## What is expected:
Every line that contains the word "color" should be copied.

Records from a collection
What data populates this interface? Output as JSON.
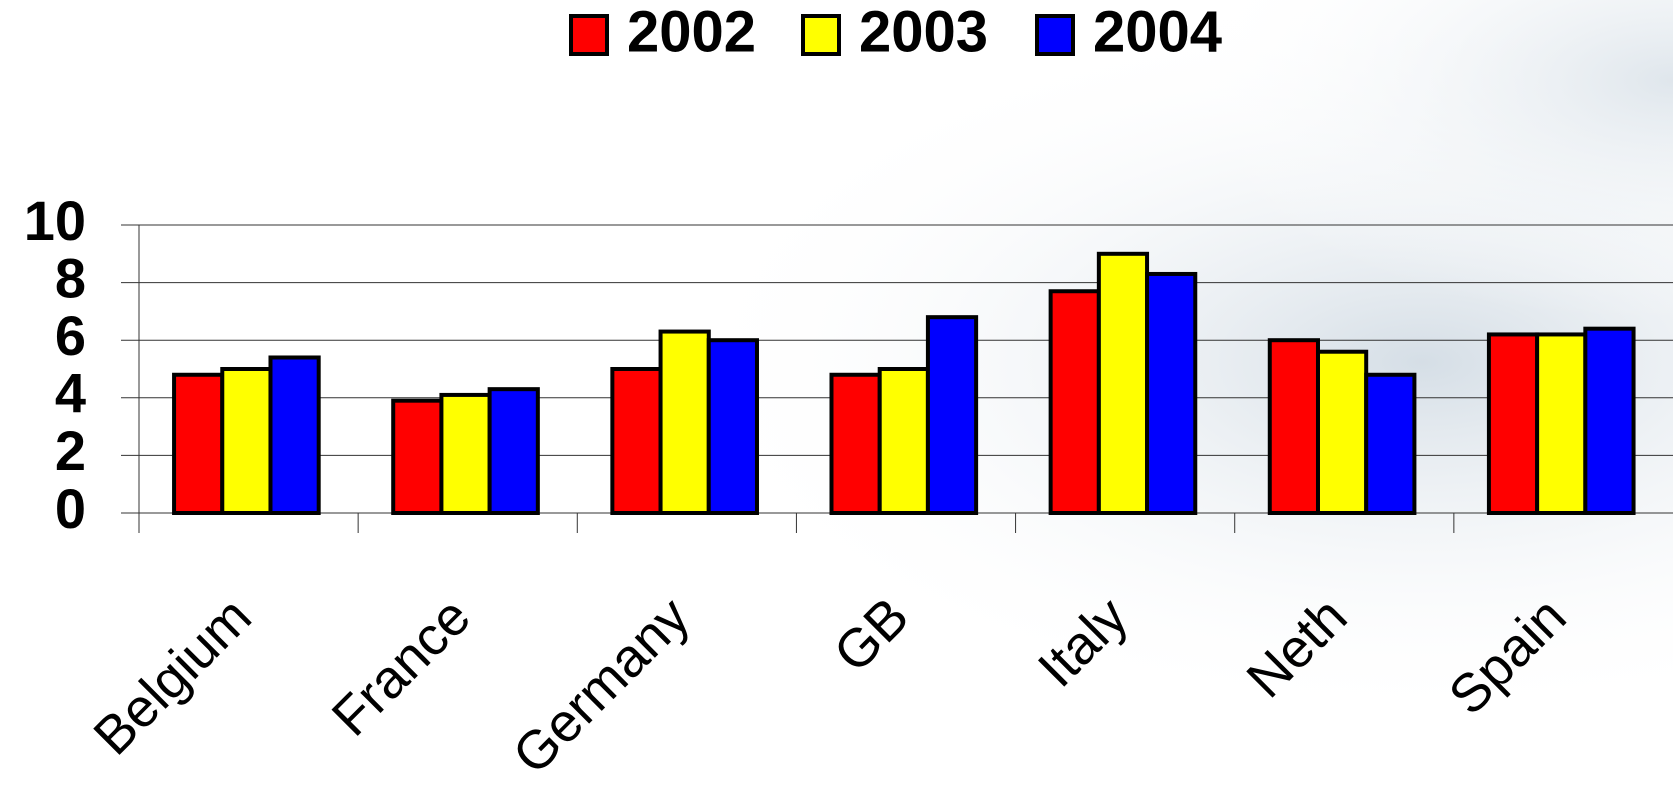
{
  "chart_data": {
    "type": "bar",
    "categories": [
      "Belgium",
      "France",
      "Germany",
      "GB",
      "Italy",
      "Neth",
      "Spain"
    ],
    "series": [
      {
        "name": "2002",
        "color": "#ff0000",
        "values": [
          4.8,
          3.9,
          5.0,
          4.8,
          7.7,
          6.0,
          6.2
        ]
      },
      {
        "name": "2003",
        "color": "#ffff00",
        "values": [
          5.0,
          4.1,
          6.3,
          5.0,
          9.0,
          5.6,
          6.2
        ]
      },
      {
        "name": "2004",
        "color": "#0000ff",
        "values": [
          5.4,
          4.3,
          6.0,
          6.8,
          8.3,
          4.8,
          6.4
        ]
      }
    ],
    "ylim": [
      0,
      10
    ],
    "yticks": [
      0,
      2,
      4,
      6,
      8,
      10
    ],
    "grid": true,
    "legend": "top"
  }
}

## Task output:
        "color": "#ff0000",
        "color": "#ffff00",
        "color": "#0000ff",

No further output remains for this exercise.